FRAGMENTO DE ORIGEN –
►

Es lo mismo que pide Yelitza para su hija, quien también fue golpeada recientemente en el centro de detención en que se encuentra desde que regresó de El Salvador. “Ya mi hija no quiere estar más en Estados Unidos, quiere su deportación”, dice la madre. “No sé qué hacer, ni a dónde llegar, ni cómo buscarla y traerla. Ya yo quiero que venga, ese país es muy inhumano. Me llamó llorando, me dijo que no aguantaba más ahí, que se estaba volviendo loca”.

◄

LISTA DE TAREAS –
1: Responde sobre el fragmento acerca de la hija de Yelitza:
(a) ¿Desde cuándo está la hija en el centro de detención?
(b) ¿Qué quiere ahora la hija, según su madre?
(c) ¿Qué le dijo la hija a su madre cuando la llamó llorando?
2: Escribe, por favor, la continuación del fragmento sobre la hija de Yelitza a partir del punto en que termina.

DATOS PROPORCIONADOS –
►

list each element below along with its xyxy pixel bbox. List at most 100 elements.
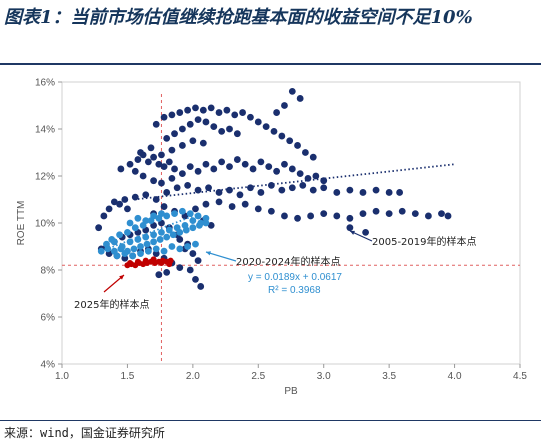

◄

RESPUESTAS –
1:
(a) Desde que regresó de El Salvador.
(b) Su deportación; ya no quiere estar más en Estados Unidos.
(c) Que no aguantaba más ahí y que se estaba volviendo loca.

2:
De las ocho mujeres enviadas al CECOT, solo tres han sido devueltas a Venezuela. El resto permanece en centros de detención sin saber por cuánto tiempo. Franyeli fue deportada el 5 de abril a su país, donde la recibieron su padre y sus hijos en la casa de siempre, la que quería arreglar con el dinero de su trabajo en Estados Unidos para regresar a vivir en ella en algún momento. Rolando, su esposo, permanece incomunicado hasta hoy en el CECOT, y Franyeli no sabe cómo costearse un abogado para que atienda su caso. “Es fuerte, estoy asimilando esto todavía, esperando a saber de Rolando”, dice. Con los días buscará un trabajo y volverá a la vida de siempre, la que tuvo antes de partir, la que un día quiso que fuera distinta.